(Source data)
:::::

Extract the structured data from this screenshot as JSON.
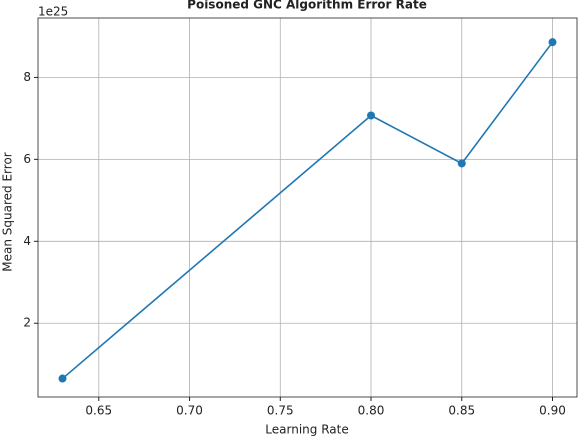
{
  "chart_data": {
    "type": "line",
    "title": "Poisoned GNC Algorithm Error Rate",
    "x_label": "Learning Rate",
    "y_label": "Mean Squared Error",
    "y_offset_label": "1e25",
    "x": [
      0.63,
      0.8,
      0.85,
      0.9
    ],
    "series": [
      {
        "color": "#1f77b4",
        "values": [
          0.65,
          7.07,
          5.9,
          8.86
        ]
      }
    ],
    "xlim": [
      0.6165,
      0.9135
    ],
    "xticks": [
      0.65,
      {
        "value": 0.7,
        "label": "0.70"
      },
      0.75,
      {
        "value": 0.8,
        "label": "0.80"
      },
      0.85,
      {
        "value": 0.9,
        "label": "0.90"
      }
    ],
    "ylim": [
      0.2,
      9.45
    ],
    "yticks": [
      2,
      4,
      6,
      8
    ],
    "grid": true
  }
}
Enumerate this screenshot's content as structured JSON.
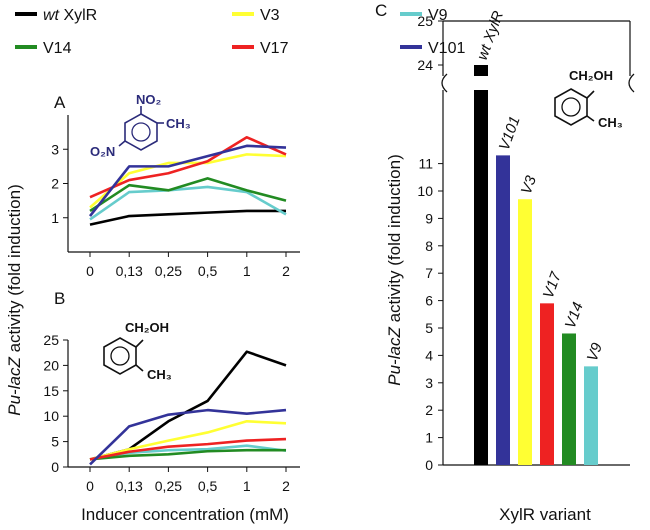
{
  "legend": {
    "items": [
      {
        "prefix": "wt",
        "label": "XylR",
        "color": "#000000"
      },
      {
        "prefix": "",
        "label": "V3",
        "color": "#ffff33"
      },
      {
        "prefix": "",
        "label": "V9",
        "color": "#66cccc"
      },
      {
        "prefix": "",
        "label": "V14",
        "color": "#228b22"
      },
      {
        "prefix": "",
        "label": "V17",
        "color": "#ee2222"
      },
      {
        "prefix": "",
        "label": "V101",
        "color": "#333399"
      }
    ]
  },
  "shared": {
    "ylabel_italic": "Pu-lacZ",
    "ylabel_rest": " activity (fold induction)",
    "xlabel_left": "Inducer concentration (mM)",
    "xlabel_right": "XylR variant"
  },
  "molecules": {
    "A": {
      "sub1": "NO₂",
      "sub2": "CH₃",
      "sub3": "O₂N"
    },
    "B": {
      "sub1": "CH₂OH",
      "sub2": "CH₃"
    },
    "C": {
      "sub1": "CH₂OH",
      "sub2": "CH₃"
    }
  },
  "chart_data": [
    {
      "panel": "A",
      "type": "line",
      "title": "A",
      "categories": [
        "0",
        "0,13",
        "0,25",
        "0,5",
        "1",
        "2"
      ],
      "ylim": [
        0,
        4
      ],
      "yticks": [
        1,
        2,
        3
      ],
      "series": [
        {
          "name": "wt XylR",
          "color": "#000000",
          "values": [
            0.8,
            1.05,
            1.1,
            1.15,
            1.2,
            1.2
          ]
        },
        {
          "name": "V3",
          "color": "#ffff33",
          "values": [
            1.3,
            2.3,
            2.6,
            2.6,
            2.85,
            2.8
          ]
        },
        {
          "name": "V9",
          "color": "#66cccc",
          "values": [
            0.95,
            1.75,
            1.8,
            1.9,
            1.75,
            1.1
          ]
        },
        {
          "name": "V14",
          "color": "#228b22",
          "values": [
            1.2,
            1.95,
            1.8,
            2.15,
            1.8,
            1.5
          ]
        },
        {
          "name": "V17",
          "color": "#ee2222",
          "values": [
            1.6,
            2.1,
            2.3,
            2.65,
            3.35,
            2.85
          ]
        },
        {
          "name": "V101",
          "color": "#333399",
          "values": [
            1.05,
            2.5,
            2.5,
            2.8,
            3.1,
            3.05
          ]
        }
      ]
    },
    {
      "panel": "B",
      "type": "line",
      "title": "B",
      "categories": [
        "0",
        "0,13",
        "0,25",
        "0,5",
        "1",
        "2"
      ],
      "ylim": [
        0,
        25
      ],
      "yticks": [
        0,
        5,
        10,
        15,
        20,
        25
      ],
      "series": [
        {
          "name": "wt XylR",
          "color": "#000000",
          "values": [
            1.5,
            3.5,
            9,
            13,
            22.7,
            20
          ]
        },
        {
          "name": "V3",
          "color": "#ffff33",
          "values": [
            1.5,
            3.5,
            5.2,
            6.8,
            9,
            8.6
          ]
        },
        {
          "name": "V9",
          "color": "#66cccc",
          "values": [
            1.5,
            2.8,
            3.3,
            3.5,
            4.2,
            3.2
          ]
        },
        {
          "name": "V14",
          "color": "#228b22",
          "values": [
            1.5,
            2.2,
            2.5,
            3.1,
            3.3,
            3.3
          ]
        },
        {
          "name": "V17",
          "color": "#ee2222",
          "values": [
            1.5,
            3,
            4,
            4.5,
            5.2,
            5.5
          ]
        },
        {
          "name": "V101",
          "color": "#333399",
          "values": [
            0.5,
            8,
            10.3,
            11.2,
            10.5,
            11.2
          ]
        }
      ]
    },
    {
      "panel": "C",
      "type": "bar",
      "title": "C",
      "categories": [
        "wt XylR",
        "V101",
        "V3",
        "V17",
        "V14",
        "V9"
      ],
      "values": [
        24,
        11.3,
        9.7,
        5.9,
        4.8,
        3.6
      ],
      "colors": [
        "#000000",
        "#333399",
        "#ffff33",
        "#ee2222",
        "#228b22",
        "#66cccc"
      ],
      "yticks_lower": [
        0,
        1,
        2,
        3,
        4,
        5,
        6,
        7,
        8,
        9,
        10,
        11
      ],
      "yticks_upper": [
        24,
        25
      ],
      "axis_break": true
    }
  ]
}
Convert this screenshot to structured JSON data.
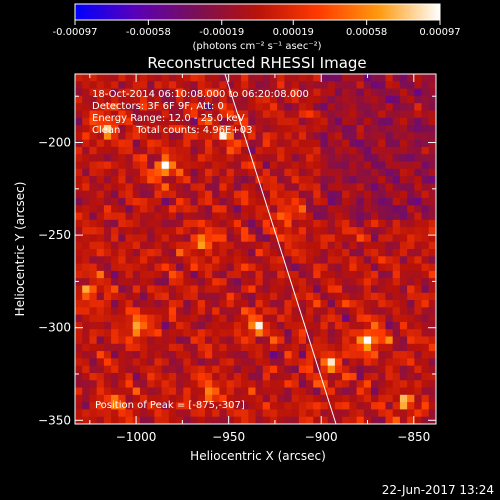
{
  "colorbar": {
    "ticks": [
      "-0.00097",
      "-0.00058",
      "-0.00019",
      "0.00019",
      "0.00058",
      "0.00097"
    ],
    "min": -0.00097,
    "max": 0.00097,
    "unit_label": "(photons cm⁻² s⁻¹ asec⁻²)",
    "colors": [
      "#0000ff",
      "#5a00b8",
      "#7a0f55",
      "#b8120a",
      "#ff3a00",
      "#ff9a10",
      "#ffffff"
    ]
  },
  "chart_data": {
    "type": "heatmap",
    "title": "Reconstructed RHESSI Image",
    "xlabel": "Heliocentric X (arcsec)",
    "ylabel": "Heliocentric Y (arcsec)",
    "xlim": [
      -1033,
      -838
    ],
    "ylim": [
      -352,
      -163
    ],
    "xticks": [
      -1000,
      -950,
      -900,
      -850
    ],
    "yticks": [
      -200,
      -250,
      -300,
      -350
    ],
    "annotations": [
      "18-Oct-2014 06:10:08.000 to 06:20:08.000",
      "Detectors: 3F 6F 9F, Att: 0",
      "Energy Range: 12.0 - 25.0 keV",
      "Clean     Total counts: 4.96E+03"
    ],
    "peak_label": "Position of Peak = [-875,-307]",
    "peak": {
      "x": -875,
      "y": -307
    },
    "limb_line": [
      {
        "x": -952,
        "y": -163
      },
      {
        "x": -892,
        "y": -352
      }
    ],
    "hotspots": [
      {
        "x": -875,
        "y": -307,
        "value": 0.00097
      },
      {
        "x": -985,
        "y": -214,
        "value": 0.00075
      },
      {
        "x": -1015,
        "y": -192,
        "value": 0.0007
      },
      {
        "x": -952,
        "y": -195,
        "value": 0.00062
      },
      {
        "x": -1000,
        "y": -300,
        "value": 0.00068
      },
      {
        "x": -935,
        "y": -300,
        "value": 0.00066
      },
      {
        "x": -965,
        "y": -255,
        "value": 0.0006
      },
      {
        "x": -920,
        "y": -240,
        "value": 0.00055
      },
      {
        "x": -895,
        "y": -320,
        "value": 0.0007
      },
      {
        "x": -855,
        "y": -340,
        "value": 0.0006
      },
      {
        "x": -1025,
        "y": -280,
        "value": 0.00055
      },
      {
        "x": -960,
        "y": -335,
        "value": 0.00058
      },
      {
        "x": -1010,
        "y": -340,
        "value": 0.00052
      }
    ]
  },
  "footer": {
    "timestamp": "22-Jun-2017 13:24"
  }
}
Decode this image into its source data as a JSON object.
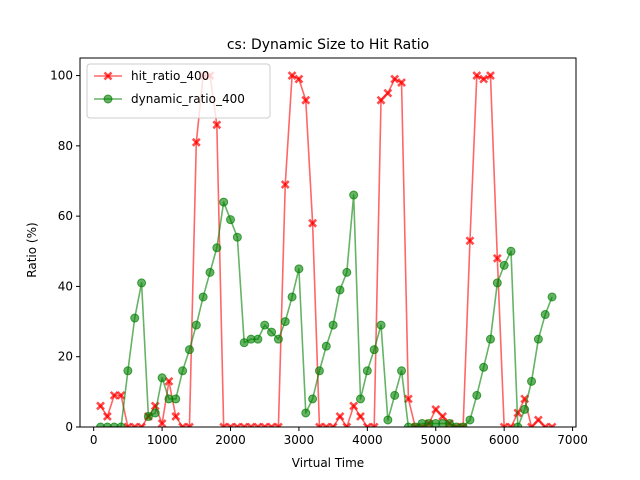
{
  "chart_data": {
    "type": "line",
    "title": "cs: Dynamic Size to Hit Ratio",
    "xlabel": "Virtual Time",
    "ylabel": "Ratio (%)",
    "xlim": [
      -200,
      7050
    ],
    "ylim": [
      0,
      105
    ],
    "x_ticks": [
      0,
      1000,
      2000,
      3000,
      4000,
      5000,
      6000,
      7000
    ],
    "y_ticks": [
      0,
      20,
      40,
      60,
      80,
      100
    ],
    "legend_position": "upper-left",
    "grid": false,
    "series": [
      {
        "name": "hit_ratio_400",
        "color": "#ff0000",
        "marker": "x",
        "x": [
          100,
          200,
          300,
          400,
          500,
          600,
          700,
          800,
          900,
          1000,
          1100,
          1200,
          1300,
          1400,
          1500,
          1600,
          1700,
          1800,
          1900,
          2000,
          2100,
          2200,
          2300,
          2400,
          2500,
          2600,
          2700,
          2800,
          2900,
          3000,
          3100,
          3200,
          3300,
          3400,
          3500,
          3600,
          3700,
          3800,
          3900,
          4000,
          4100,
          4200,
          4300,
          4400,
          4500,
          4600,
          4700,
          4800,
          4900,
          5000,
          5100,
          5200,
          5300,
          5400,
          5500,
          5600,
          5700,
          5800,
          5900,
          6000,
          6100,
          6200,
          6300,
          6400,
          6500,
          6600,
          6700
        ],
        "y": [
          6,
          3,
          9,
          9,
          0,
          0,
          0,
          3,
          6,
          1,
          13,
          3,
          0,
          0,
          81,
          100,
          100,
          86,
          0,
          0,
          0,
          0,
          0,
          0,
          0,
          0,
          0,
          69,
          100,
          99,
          93,
          58,
          0,
          0,
          0,
          3,
          0,
          6,
          3,
          0,
          0,
          93,
          95,
          99,
          98,
          8,
          0,
          0,
          1,
          5,
          3,
          1,
          0,
          0,
          53,
          100,
          99,
          100,
          48,
          0,
          0,
          4,
          8,
          0,
          2,
          0,
          0
        ]
      },
      {
        "name": "dynamic_ratio_400",
        "color": "#008000",
        "marker": "o",
        "x": [
          100,
          200,
          300,
          400,
          500,
          600,
          700,
          800,
          900,
          1000,
          1100,
          1200,
          1300,
          1400,
          1500,
          1600,
          1700,
          1800,
          1900,
          2000,
          2100,
          2200,
          2300,
          2400,
          2500,
          2600,
          2700,
          2800,
          2900,
          3000,
          3100,
          3200,
          3300,
          3400,
          3500,
          3600,
          3700,
          3800,
          3900,
          4000,
          4100,
          4200,
          4300,
          4400,
          4500,
          4600,
          4700,
          4800,
          4900,
          5000,
          5100,
          5200,
          5300,
          5400,
          5500,
          5600,
          5700,
          5800,
          5900,
          6000,
          6100,
          6200,
          6300,
          6400,
          6500,
          6600,
          6700
        ],
        "y": [
          0,
          0,
          0,
          0,
          16,
          31,
          41,
          3,
          4,
          14,
          8,
          8,
          16,
          22,
          29,
          37,
          44,
          51,
          64,
          59,
          54,
          24,
          25,
          25,
          29,
          27,
          25,
          30,
          37,
          45,
          4,
          8,
          16,
          23,
          29,
          39,
          44,
          66,
          8,
          16,
          22,
          29,
          2,
          9,
          16,
          0,
          0,
          1,
          1,
          1,
          1,
          1,
          0,
          0,
          2,
          9,
          17,
          25,
          41,
          46,
          50,
          0,
          5,
          13,
          25,
          32,
          37
        ]
      }
    ]
  }
}
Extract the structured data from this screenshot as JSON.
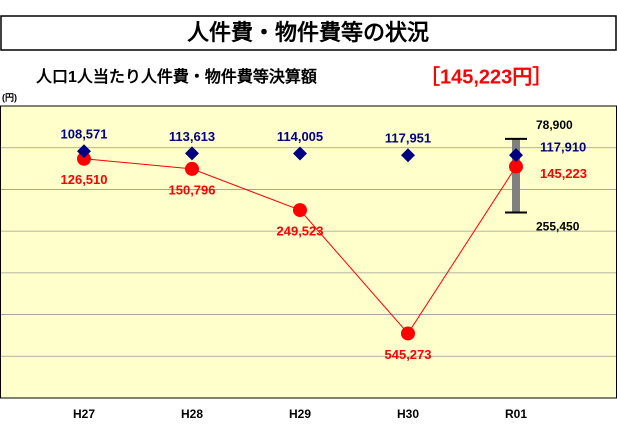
{
  "chart_data": {
    "type": "line",
    "title": "人件費・物件費等の状況",
    "subtitle": "人口1人当たり人件費・物件費等決算額",
    "highlight": "［145,223円］",
    "y_unit": "(円)",
    "categories": [
      "H27",
      "H28",
      "H29",
      "H30",
      "R01"
    ],
    "series": [
      {
        "color": "#ff0000",
        "marker": "circle",
        "line": true,
        "values": [
          126510,
          150796,
          249523,
          545273,
          145223
        ],
        "value_labels": [
          "126,510",
          "150,796",
          "249,523",
          "545,273",
          "145,223"
        ]
      },
      {
        "color": "#000080",
        "marker": "diamond",
        "line": false,
        "values": [
          108571,
          113613,
          114005,
          117951,
          117910
        ],
        "value_labels": [
          "108,571",
          "113,613",
          "114,005",
          "117,951",
          "117,910"
        ]
      }
    ],
    "range": {
      "category_index": 4,
      "color": "#808080",
      "values": [
        78900,
        255450
      ],
      "value_labels": [
        "78,900",
        "255,450"
      ]
    },
    "ylim": [
      0,
      700000
    ],
    "yticks": [
      100000,
      200000,
      300000,
      400000,
      500000,
      600000
    ],
    "y_inverted": true,
    "grid": true
  }
}
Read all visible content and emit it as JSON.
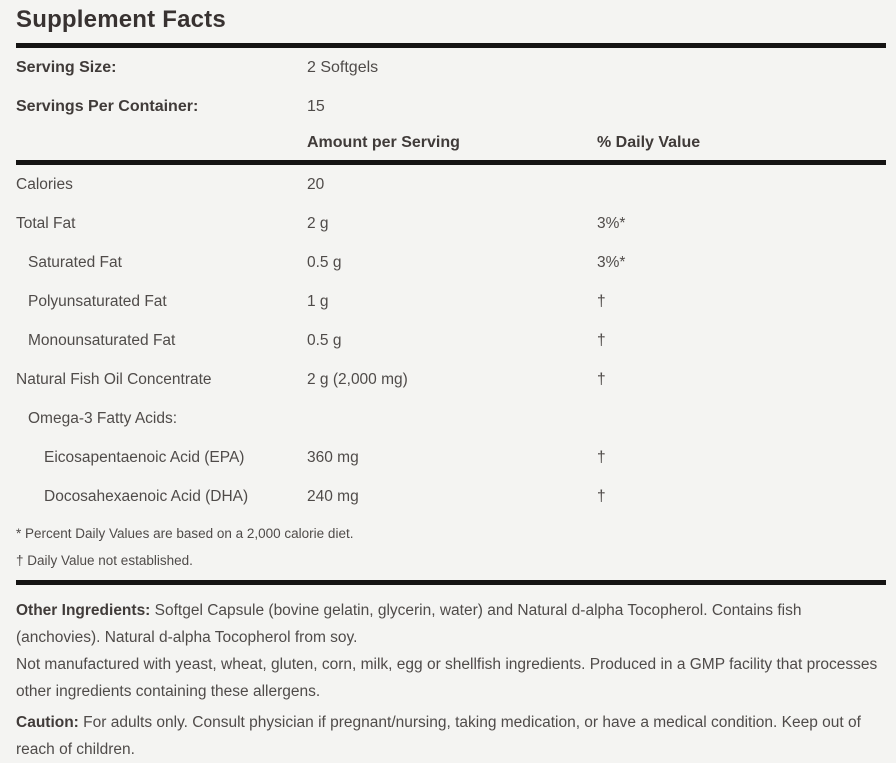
{
  "label": {
    "title": "Supplement Facts",
    "serving_info": [
      {
        "label": "Serving Size:",
        "value": "2 Softgels"
      },
      {
        "label": "Servings Per Container:",
        "value": "15"
      }
    ],
    "columns": {
      "amount": "Amount per Serving",
      "daily_value": "% Daily Value"
    },
    "nutrients": [
      {
        "name": "Calories",
        "amount": "20",
        "dv": ""
      },
      {
        "name": "Total Fat",
        "amount": "2 g",
        "dv": "3%*"
      },
      {
        "name": "Saturated Fat",
        "amount": "0.5 g",
        "dv": "3%*"
      },
      {
        "name": "Polyunsaturated Fat",
        "amount": "1 g",
        "dv": "†"
      },
      {
        "name": "Monounsaturated Fat",
        "amount": "0.5 g",
        "dv": "†"
      },
      {
        "name": "Natural Fish Oil Concentrate",
        "amount": "2 g (2,000 mg)",
        "dv": "†"
      },
      {
        "name": "Omega-3 Fatty Acids:",
        "amount": "",
        "dv": ""
      },
      {
        "name": "Eicosapentaenoic Acid (EPA)",
        "amount": "360 mg",
        "dv": "†"
      },
      {
        "name": "Docosahexaenoic Acid (DHA)",
        "amount": "240 mg",
        "dv": "†"
      }
    ],
    "footnotes": [
      "* Percent Daily Values are based on a 2,000 calorie diet.",
      "† Daily Value not established."
    ],
    "paragraphs": [
      {
        "bold": "Other Ingredients:",
        "text": "  Softgel Capsule (bovine gelatin, glycerin, water) and Natural d-alpha Tocopherol. Contains fish (anchovies). Natural d-alpha Tocopherol from soy."
      },
      {
        "bold": "",
        "text": "Not manufactured with yeast, wheat, gluten, corn, milk, egg or shellfish ingredients. Produced in a GMP facility that processes other ingredients containing these allergens."
      },
      {
        "bold": "Caution:",
        "text": " For adults only. Consult physician if pregnant/nursing, taking medication, or have a medical condition. Keep out of reach of children."
      }
    ],
    "colors": {
      "background": "#f4f4f2",
      "title_text": "#383231",
      "body_text": "#4f4b49",
      "rule": "#151413"
    }
  }
}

:::::

(EXERCISE DIRECTIONS) Identify every line where the string "bold" appears.

(OUTPUT OF THE TASK)
        "bold": "Other Ingredients:",
        "bold": "",
        "bold": "Caution:",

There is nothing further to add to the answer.